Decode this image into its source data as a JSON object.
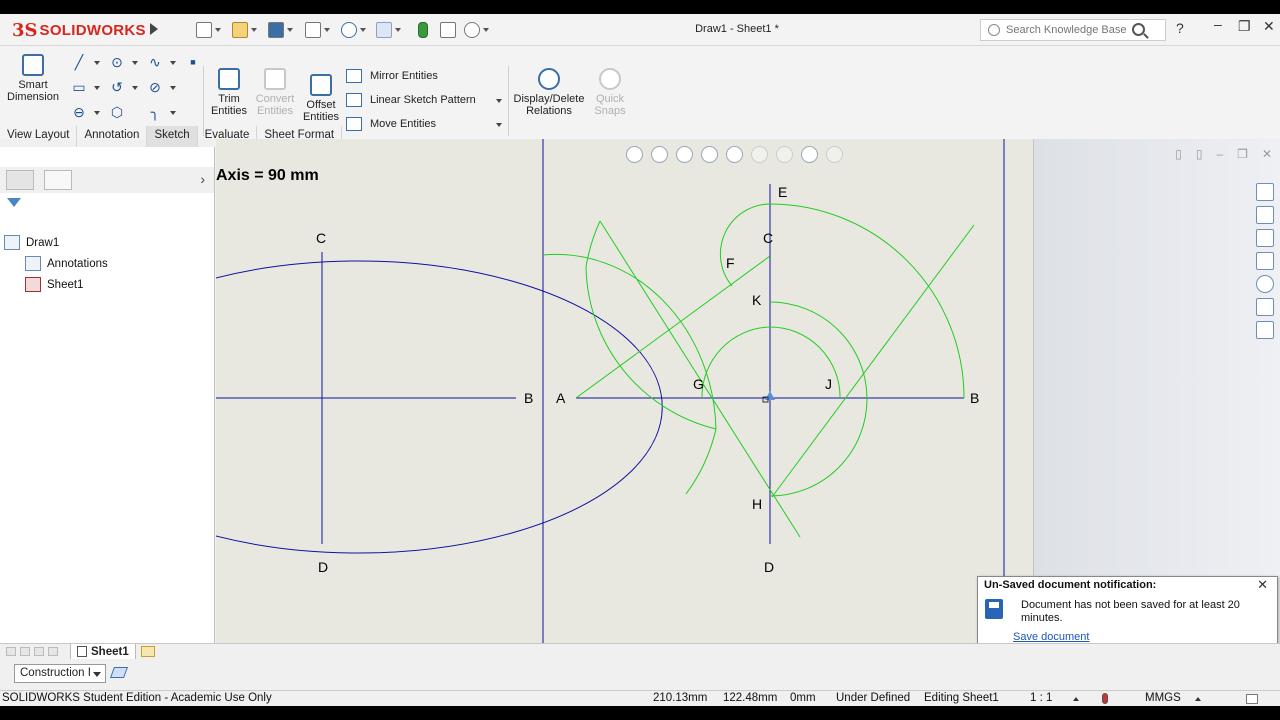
{
  "app": {
    "brand_ds": "3S",
    "brand_name": "SOLIDWORKS",
    "document_title": "Draw1 - Sheet1 *"
  },
  "search": {
    "placeholder": "Search Knowledge Base"
  },
  "command_manager": {
    "smart_dimension": "Smart Dimension",
    "trim_entities": "Trim Entities",
    "convert_entities": "Convert Entities",
    "offset_entities": "Offset Entities",
    "mirror_entities": "Mirror Entities",
    "linear_sketch_pattern": "Linear Sketch Pattern",
    "move_entities": "Move Entities",
    "display_delete_relations": "Display/Delete Relations",
    "quick_snaps": "Quick Snaps"
  },
  "tabs": [
    {
      "label": "View Layout",
      "active": false
    },
    {
      "label": "Annotation",
      "active": false
    },
    {
      "label": "Sketch",
      "active": true
    },
    {
      "label": "Evaluate",
      "active": false
    },
    {
      "label": "Sheet Format",
      "active": false
    }
  ],
  "feature_tree": {
    "root": "Draw1",
    "items": [
      "Annotations",
      "Sheet1"
    ]
  },
  "drawing": {
    "axis_text": "Axis = 90 mm",
    "left_labels": {
      "c": "C",
      "b": "B",
      "d": "D"
    },
    "right_labels": {
      "a": "A",
      "b": "B",
      "c": "C",
      "d": "D",
      "e": "E",
      "f": "F",
      "g": "G",
      "h": "H",
      "j": "J",
      "k": "K"
    },
    "colors": {
      "sheet_line": "#1010a0",
      "construction": "#22cc22",
      "background": "#e8e8e0"
    }
  },
  "notification": {
    "title": "Un-Saved document notification:",
    "body": "Document has not been saved for at least 20 minutes.",
    "link": "Save document"
  },
  "sheet_tab": "Sheet1",
  "layer": {
    "value": "Construction I"
  },
  "status": {
    "edition": "SOLIDWORKS Student Edition - Academic Use Only",
    "x": "210.13mm",
    "y": "122.48mm",
    "z": "0mm",
    "definition": "Under Defined",
    "editing": "Editing Sheet1",
    "scale": "1 : 1",
    "units": "MMGS"
  }
}
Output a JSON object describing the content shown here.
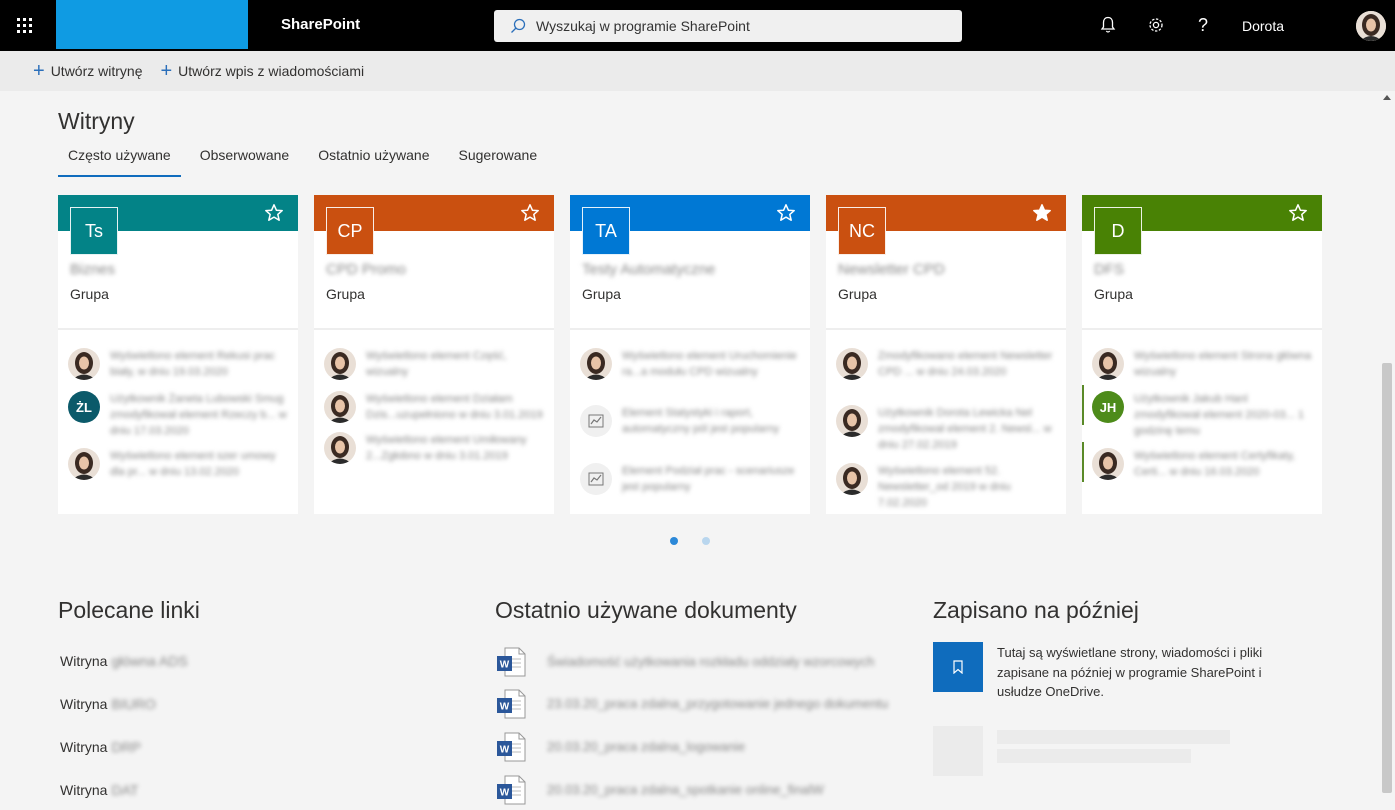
{
  "topbar": {
    "app_name": "SharePoint",
    "search_placeholder": "Wyszukaj w programie SharePoint",
    "user_name": "Dorota"
  },
  "commands": [
    {
      "label": "Utwórz witrynę"
    },
    {
      "label": "Utwórz wpis z wiadomościami"
    }
  ],
  "sites": {
    "title": "Witryny",
    "tabs": [
      "Często używane",
      "Obserwowane",
      "Ostatnio używane",
      "Sugerowane"
    ],
    "active_tab": 0,
    "cards": [
      {
        "initials": "Ts",
        "name": "Biznes",
        "type": "Grupa",
        "color": "#038387",
        "starred": false,
        "activities": [
          {
            "icon": "avatar",
            "text": "Wyświetlono element Rekusi prac biały, w dniu 19.03.2020"
          },
          {
            "icon": "initials",
            "initials": "ŻL",
            "text": "Użytkownik Żaneta Lubowski Smug zmodyfikował element Rzeczy b... w dniu 17.03.2020"
          },
          {
            "icon": "avatar",
            "text": "Wyświetlono element szer umowy dla pr... w dniu 13.02.2020"
          }
        ]
      },
      {
        "initials": "CP",
        "name": "CPD Promo",
        "type": "Grupa",
        "color": "#ca5010",
        "starred": false,
        "activities": [
          {
            "icon": "avatar",
            "text": "Wyświetlono element Część, wizualny"
          },
          {
            "icon": "avatar",
            "text": "Wyświetlono element Działam Dzis...uzupełniono w dniu 3.01.2019"
          },
          {
            "icon": "avatar",
            "text": "Wyświetlono element Umiłowany 2...Zgłobno w dniu 3.01.2019"
          }
        ]
      },
      {
        "initials": "TA",
        "name": "Testy Automatyczne",
        "type": "Grupa",
        "color": "#0078d4",
        "starred": false,
        "activities": [
          {
            "icon": "avatar",
            "text": "Wyświetlono element Uruchomienie ra...a modułu CPD wizualny"
          },
          {
            "icon": "chart",
            "text": "Element Statystyki i raport, automatyczny pól jest popularny"
          },
          {
            "icon": "chart",
            "text": "Element Podział prac - scenariusze jest popularny"
          }
        ]
      },
      {
        "initials": "NC",
        "name": "Newsletter CPD",
        "type": "Grupa",
        "color": "#ca5010",
        "starred": true,
        "activities": [
          {
            "icon": "avatar",
            "text": "Zmodyfikowano element Newsletter CPD ... w dniu 24.03.2020"
          },
          {
            "icon": "avatar",
            "text": "Użytkownik Dorota Lewicka Nel zmodyfikował element 2. Newsl... w dniu 27.02.2019"
          },
          {
            "icon": "avatar",
            "text": "Wyświetlono element 52. Newsletter_od 2019 w dniu 7.02.2020"
          }
        ]
      },
      {
        "initials": "D",
        "name": "DFS",
        "type": "Grupa",
        "color": "#498205",
        "starred": false,
        "activities": [
          {
            "icon": "avatar",
            "text": "Wyświetlono element Strona główna wizualny"
          },
          {
            "icon": "initials",
            "initials": "JH",
            "text": "Użytkownik Jakub Hanl zmodyfikował element 2020-03... 1 godzinę temu",
            "bar": true
          },
          {
            "icon": "avatar",
            "text": "Wyświetlono element Certyfikaty, Certi... w dniu 16.03.2020",
            "bar": true
          }
        ]
      }
    ]
  },
  "links": {
    "title": "Polecane linki",
    "items": [
      {
        "prefix": "Witryna",
        "name": "główna ADS"
      },
      {
        "prefix": "Witryna",
        "name": "BIURO"
      },
      {
        "prefix": "Witryna",
        "name": "DRP"
      },
      {
        "prefix": "Witryna",
        "name": "DAT"
      }
    ]
  },
  "docs": {
    "title": "Ostatnio używane dokumenty",
    "items": [
      {
        "name": "Świadomość użytkowania rozkładu oddziały wzorcowych"
      },
      {
        "name": "23.03.20_praca zdalna_przygotowanie jednego dokumentu"
      },
      {
        "name": "20.03.20_praca zdalna_logowanie"
      },
      {
        "name": "20.03.20_praca zdalna_spotkanie online_finalW"
      }
    ]
  },
  "saved": {
    "title": "Zapisano na później",
    "text": "Tutaj są wyświetlane strony, wiadomości i pliki zapisane na później w programie SharePoint i usłudze OneDrive."
  }
}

- _Task brief_: Report the number of lines above containing the word "object", with no other text.

- _Expected output_: 2